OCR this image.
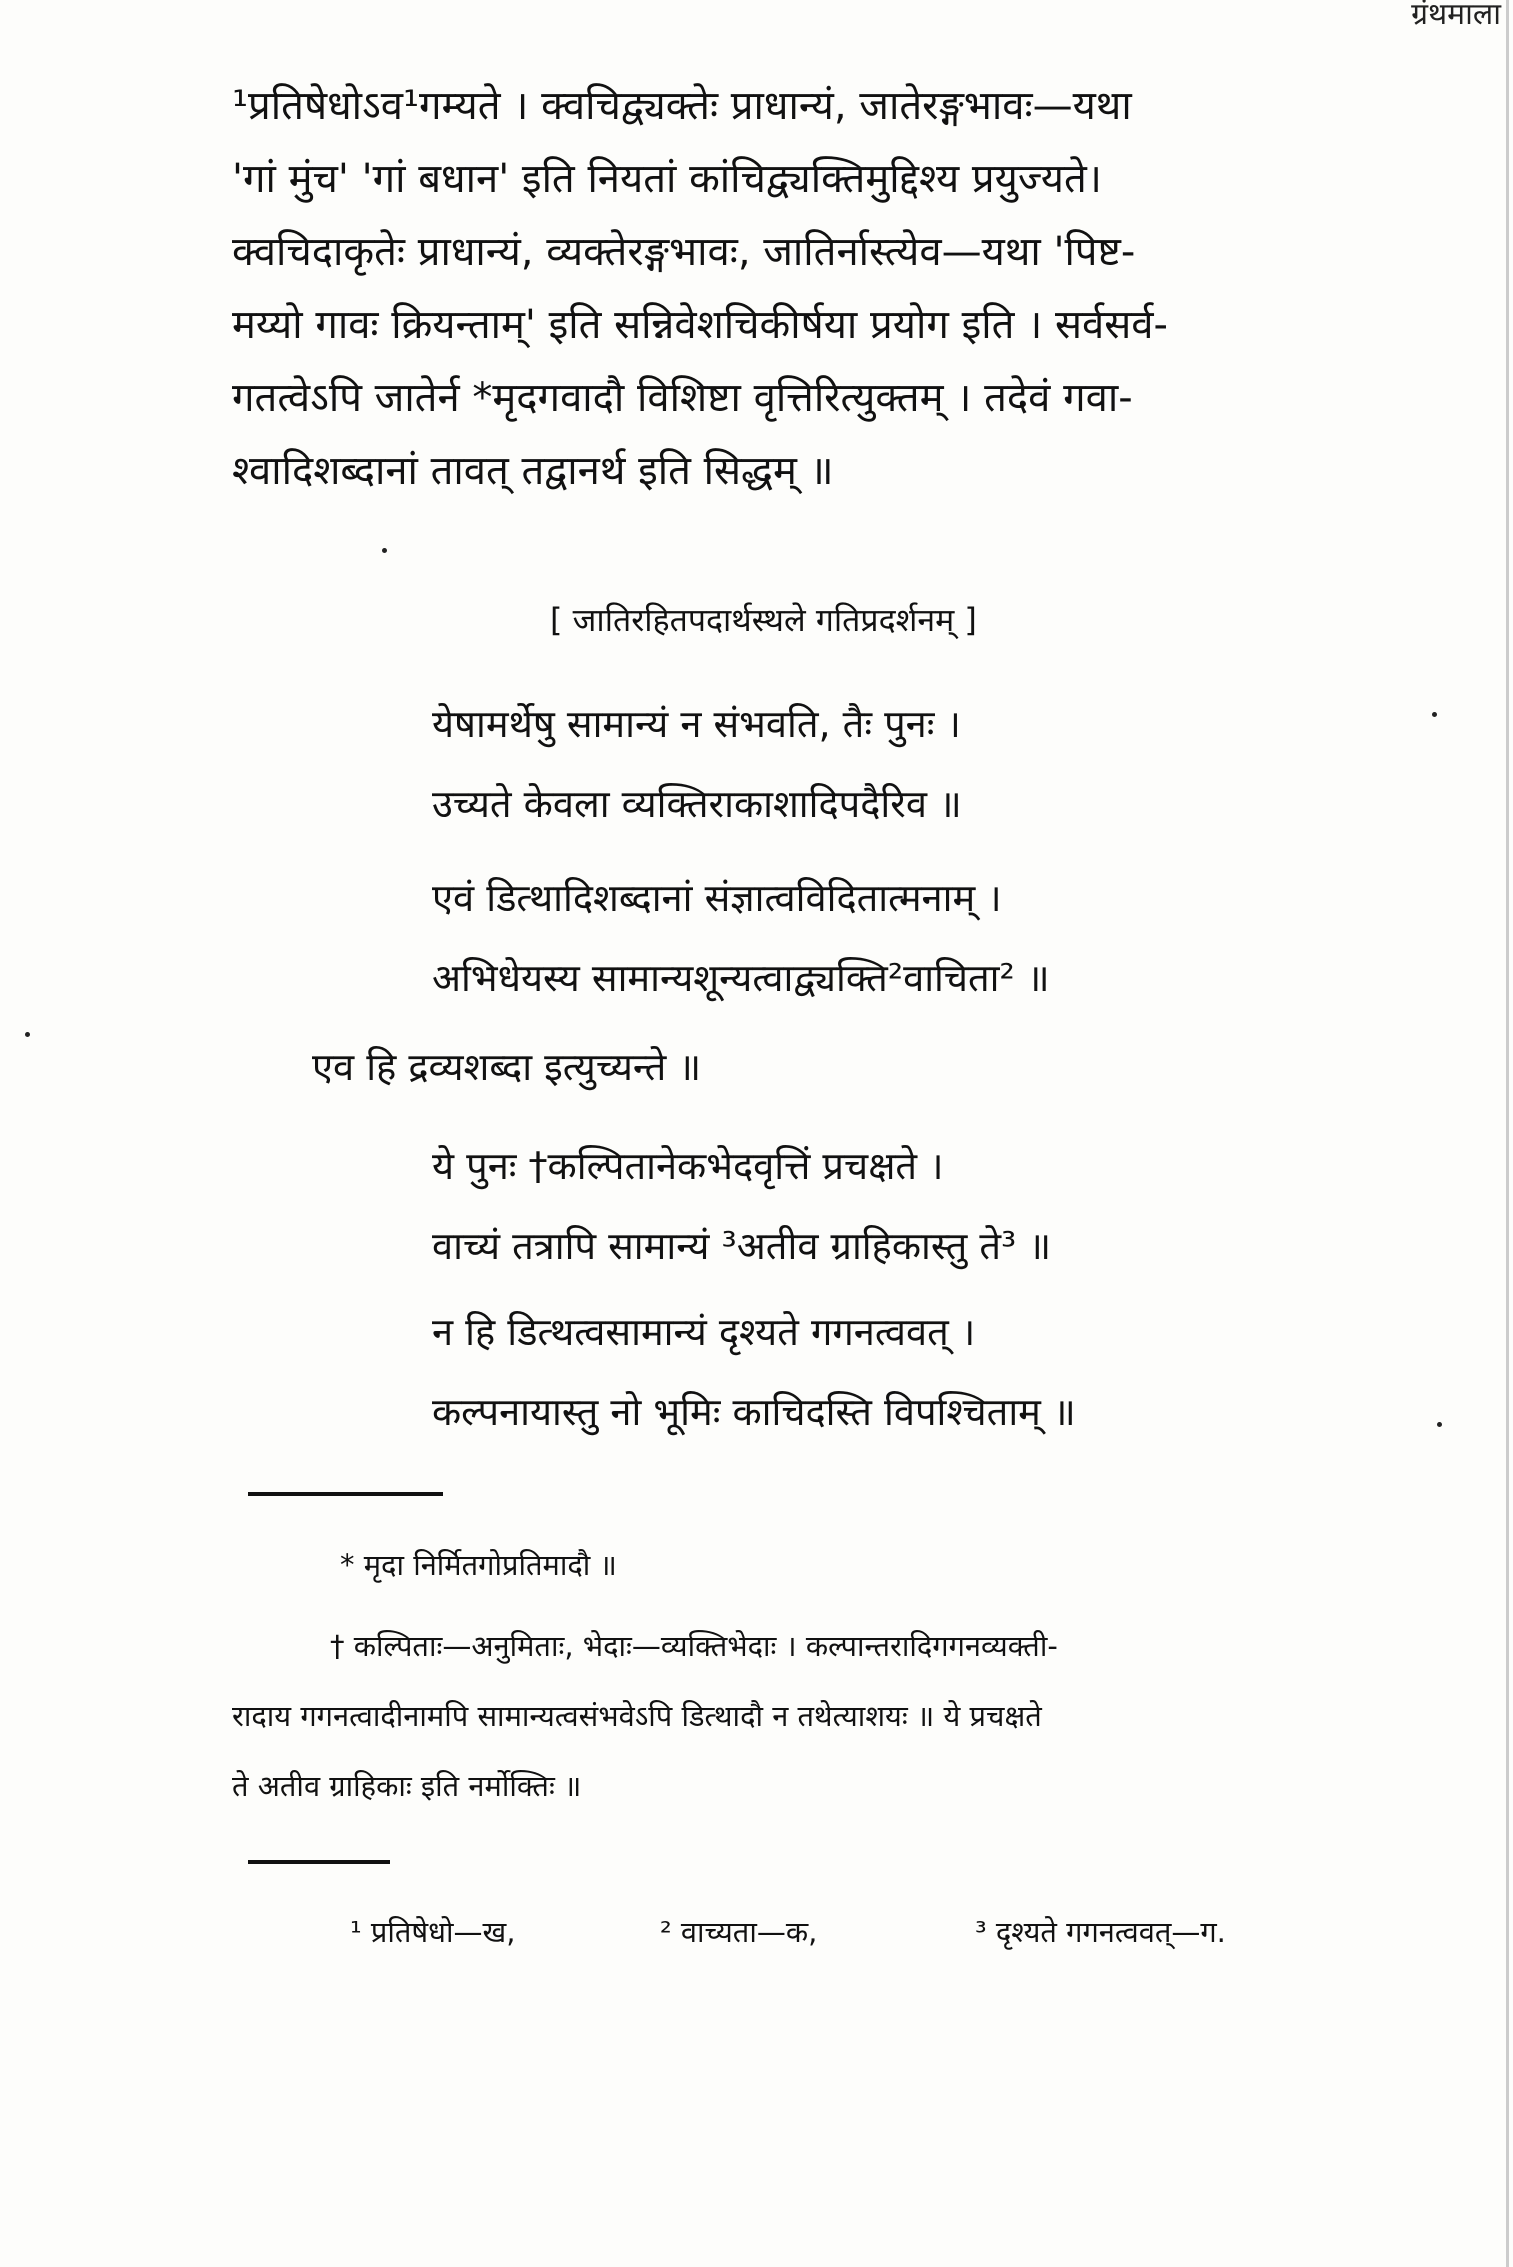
ग्रंथमाला
¹प्रतिषेधोऽव¹गम्यते । क्वचिद्व्यक्तेः प्राधान्यं, जातेरङ्गभावः—यथा
'गां मुंच' 'गां बधान' इति नियतां कांचिद्व्यक्तिमुद्दिश्य प्रयुज्यते।
क्वचिदाकृतेः प्राधान्यं, व्यक्तेरङ्गभावः, जातिर्नास्त्येव—यथा 'पिष्ट-
मय्यो गावः क्रियन्ताम्' इति सन्निवेशचिकीर्षया प्रयोग इति । सर्वसर्व-
गतत्वेऽपि जातेर्न *मृदगवादौ विशिष्टा वृत्तिरित्युक्तम् । तदेवं गवा-
श्वादिशब्दानां तावत् तद्वानर्थ इति सिद्धम् ॥
[ जातिरहितपदार्थस्थले गतिप्रदर्शनम् ]
येषामर्थेषु सामान्यं न संभवति, तैः पुनः ।
उच्यते केवला व्यक्तिराकाशादिपदैरिव ॥
एवं डित्थादिशब्दानां संज्ञात्वविदितात्मनाम् ।
अभिधेयस्य सामान्यशून्यत्वाद्व्यक्ति²वाचिता² ॥
एव हि द्रव्यशब्दा इत्युच्यन्ते ॥
ये पुनः †कल्पितानेकभेदवृत्तिं प्रचक्षते ।
वाच्यं तत्रापि सामान्यं ³अतीव ग्राहिकास्तु ते³ ॥
न हि डित्थत्वसामान्यं दृश्यते गगनत्ववत् ।
कल्पनायास्तु नो भूमिः काचिदस्ति विपश्चिताम् ॥
* मृदा निर्मितगोप्रतिमादौ ॥
† कल्पिताः—अनुमिताः, भेदाः—व्यक्तिभेदाः । कल्पान्तरादिगगनव्यक्ती-
रादाय गगनत्वादीनामपि सामान्यत्वसंभवेऽपि डित्थादौ न तथेत्याशयः ॥ ये प्रचक्षते
ते अतीव ग्राहिकाः इति नर्मोक्तिः ॥
¹ प्रतिषेधो—ख,	² वाच्यता—क,	³ दृश्यते गगनत्ववत्—ग.
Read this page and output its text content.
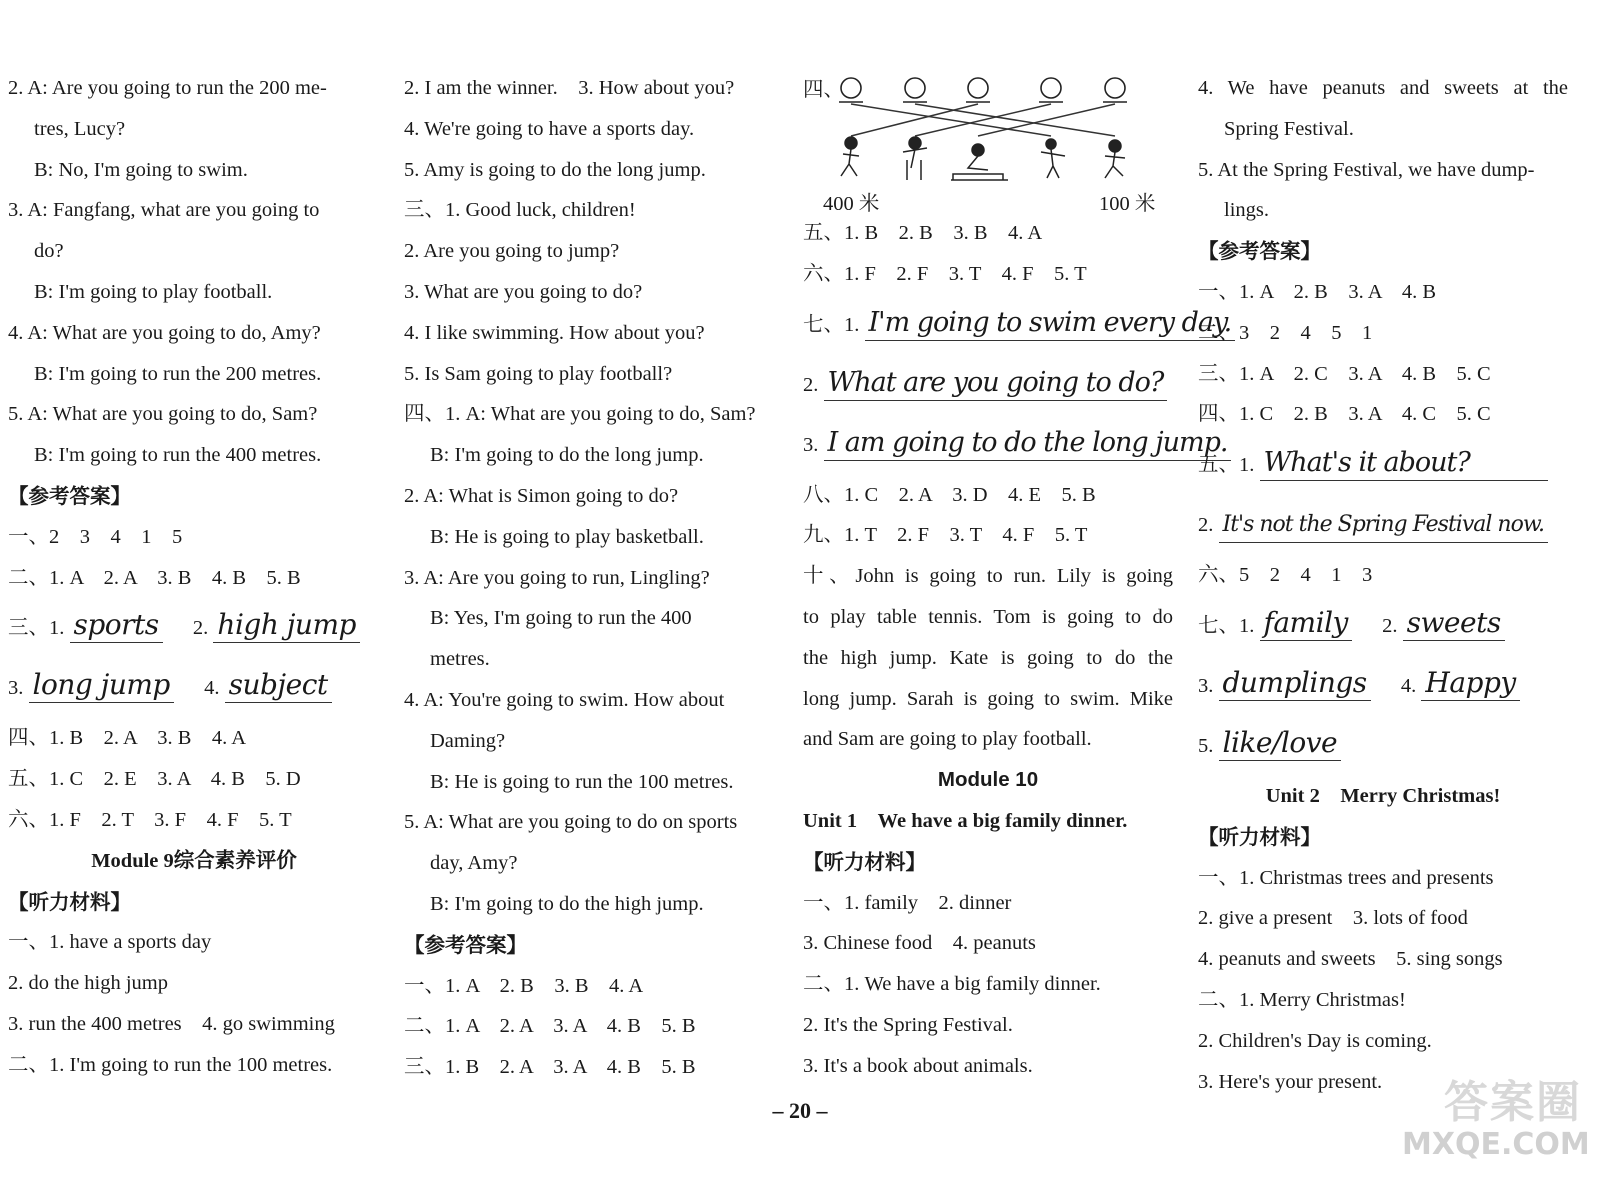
2. A: Are you going to run the 200 me-
tres, Lucy?
B: No, I'm going to swim.
3. A: Fangfang, what are you going to
do?
B: I'm going to play football.
4. A: What are you going to do, Amy?
B: I'm going to run the 200 metres.
5. A: What are you going to do, Sam?
B: I'm going to run the 400 metres.
【参考答案】
一、2　3　4　1　5
二、1. A　2. A　3. B　4. B　5. B
三、1. sports 2. high jump
3. long jump 4. subject
四、1. B　2. A　3. B　4. A
五、1. C　2. E　3. A　4. B　5. D
六、1. F　2. T　3. F　4. F　5. T
Module 9综合素养评价
【听力材料】
一、1. have a sports day
2. do the high jump
3. run the 400 metres　4. go swimming
二、1. I'm going to run the 100 metres.
2. I am the winner.　3. How about you?
4. We're going to have a sports day.
5. Amy is going to do the long jump.
三、1. Good luck, children!
2. Are you going to jump?
3. What are you going to do?
4. I like swimming. How about you?
5. Is Sam going to play football?
四、1. A: What are you going to do, Sam?
B: I'm going to do the long jump.
2. A: What is Simon going to do?
B: He is going to play basketball.
3. A: Are you going to run, Lingling?
B: Yes, I'm going to run the 400
metres.
4. A: You're going to swim. How about
Daming?
B: He is going to run the 100 metres.
5. A: What are you going to do on sports
day, Amy?
B: I'm going to do the high jump.
【参考答案】
一、1. A　2. B　3. B　4. A
二、1. A　2. A　3. A　4. B　5. B
三、1. B　2. A　3. A　4. B　5. B
四、
400 米	100 米
五、1. B　2. B　3. B　4. A
六、1. F　2. F　3. T　4. F　5. T
七、1. I'm going to swim every day.
2. What are you going to do?
3. I am going to do the long jump.
八、1. C　2. A　3. D　4. E　5. B
九、1. T　2. F　3. T　4. F　5. T
十、John is going to run. Lily is going
to play table tennis. Tom is going to do
the high jump. Kate is going to do the
long jump. Sarah is going to swim. Mike
and Sam are going to play football.
Module 10
Unit 1　We have a big family dinner.
【听力材料】
一、1. family　2. dinner
3. Chinese food　4. peanuts
二、1. We have a big family dinner.
2. It's the Spring Festival.
3. It's a book about animals.
4. We have peanuts and sweets at the
Spring Festival.
5. At the Spring Festival, we have dump-
lings.
【参考答案】
一、1. A　2. B　3. A　4. B
二、3　2　4　5　1
三、1. A　2. C　3. A　4. B　5. C
四、1. C　2. B　3. A　4. C　5. C
五、1. What's it about?
2. It's not the Spring Festival now.
六、5　2　4　1　3
七、1. family 2. sweets
3. dumplings 4. Happy
5. like/love
Unit 2　Merry Christmas!
【听力材料】
一、1. Christmas trees and presents
2. give a present　3. lots of food
4. peanuts and sweets　5. sing songs
二、1. Merry Christmas!
2. Children's Day is coming.
3. Here's your present.
– 20 –	答案圈
MXQE.COM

------------

> **GOAL**
Take the entries shown above and quote them verbatim, passing over the pictures.

> **EXERCISE RESULT**
OCR this image.
ग्रंथमाला
¹प्रतिषेधोऽव¹गम्यते । क्वचिद्व्यक्तेः प्राधान्यं, जातेरङ्गभावः—यथा
'गां मुंच' 'गां बधान' इति नियतां कांचिद्व्यक्तिमुद्दिश्य प्रयुज्यते।
क्वचिदाकृतेः प्राधान्यं, व्यक्तेरङ्गभावः, जातिर्नास्त्येव—यथा 'पिष्ट-
मय्यो गावः क्रियन्ताम्' इति सन्निवेशचिकीर्षया प्रयोग इति । सर्वसर्व-
गतत्वेऽपि जातेर्न *मृदगवादौ विशिष्टा वृत्तिरित्युक्तम् । तदेवं गवा-
श्वादिशब्दानां तावत् तद्वानर्थ इति सिद्धम् ॥
[ जातिरहितपदार्थस्थले गतिप्रदर्शनम् ]
येषामर्थेषु सामान्यं न संभवति, तैः पुनः ।
उच्यते केवला व्यक्तिराकाशादिपदैरिव ॥
एवं डित्थादिशब्दानां संज्ञात्वविदितात्मनाम् ।
अभिधेयस्य सामान्यशून्यत्वाद्व्यक्ति²वाचिता² ॥
एव हि द्रव्यशब्दा इत्युच्यन्ते ॥
ये पुनः †कल्पितानेकभेदवृत्तिं प्रचक्षते ।
वाच्यं तत्रापि सामान्यं ³अतीव ग्राहिकास्तु ते³ ॥
न हि डित्थत्वसामान्यं दृश्यते गगनत्ववत् ।
कल्पनायास्तु नो भूमिः काचिदस्ति विपश्चिताम् ॥
* मृदा निर्मितगोप्रतिमादौ ॥
† कल्पिताः—अनुमिताः, भेदाः—व्यक्तिभेदाः । कल्पान्तरादिगगनव्यक्ती-
रादाय गगनत्वादीनामपि सामान्यत्वसंभवेऽपि डित्थादौ न तथेत्याशयः ॥ ये प्रचक्षते
ते अतीव ग्राहिकाः इति नर्मोक्तिः ॥
¹ प्रतिषेधो—ख,	² वाच्यता—क,	³ दृश्यते गगनत्ववत्—ग.
Read this page and output its text content.
2. A: Are you going to run the 200 me-
tres, Lucy?
B: No, I'm going to swim.
3. A: Fangfang, what are you going to
do?
B: I'm going to play football.
4. A: What are you going to do, Amy?
B: I'm going to run the 200 metres.
5. A: What are you going to do, Sam?
B: I'm going to run the 400 metres.
【参考答案】
一、2　3　4　1　5
二、1. A　2. A　3. B　4. B　5. B
三、1. sports 2. high jump
3. long jump 4. subject
四、1. B　2. A　3. B　4. A
五、1. C　2. E　3. A　4. B　5. D
六、1. F　2. T　3. F　4. F　5. T
Module 9综合素养评价
【听力材料】
一、1. have a sports day
2. do the high jump
3. run the 400 metres　4. go swimming
二、1. I'm going to run the 100 metres.
2. I am the winner.　3. How about you?
4. We're going to have a sports day.
5. Amy is going to do the long jump.
三、1. Good luck, children!
2. Are you going to jump?
3. What are you going to do?
4. I like swimming. How about you?
5. Is Sam going to play football?
四、1. A: What are you going to do, Sam?
B: I'm going to do the long jump.
2. A: What is Simon going to do?
B: He is going to play basketball.
3. A: Are you going to run, Lingling?
B: Yes, I'm going to run the 400
metres.
4. A: You're going to swim. How about
Daming?
B: He is going to run the 100 metres.
5. A: What are you going to do on sports
day, Amy?
B: I'm going to do the high jump.
【参考答案】
一、1. A　2. B　3. B　4. A
二、1. A　2. A　3. A　4. B　5. B
三、1. B　2. A　3. A　4. B　5. B
四、
400 米	100 米
五、1. B　2. B　3. B　4. A
六、1. F　2. F　3. T　4. F　5. T
七、1. I'm going to swim every day.
2. What are you going to do?
3. I am going to do the long jump.
八、1. C　2. A　3. D　4. E　5. B
九、1. T　2. F　3. T　4. F　5. T
十、John is going to run. Lily is going
to play table tennis. Tom is going to do
the high jump. Kate is going to do the
long jump. Sarah is going to swim. Mike
and Sam are going to play football.
Module 10
Unit 1　We have a big family dinner.
【听力材料】
一、1. family　2. dinner
3. Chinese food　4. peanuts
二、1. We have a big family dinner.
2. It's the Spring Festival.
3. It's a book about animals.
4. We have peanuts and sweets at the
Spring Festival.
5. At the Spring Festival, we have dump-
lings.
【参考答案】
一、1. A　2. B　3. A　4. B
二、3　2　4　5　1
三、1. A　2. C　3. A　4. B　5. C
四、1. C　2. B　3. A　4. C　5. C
五、1. What's it about?
2. It's not the Spring Festival now.
六、5　2　4　1　3
七、1. family 2. sweets
3. dumplings 4. Happy
5. like/love
Unit 2　Merry Christmas!
【听力材料】
一、1. Christmas trees and presents
2. give a present　3. lots of food
4. peanuts and sweets　5. sing songs
二、1. Merry Christmas!
2. Children's Day is coming.
3. Here's your present.
– 20 –	答案圈
MXQE.COM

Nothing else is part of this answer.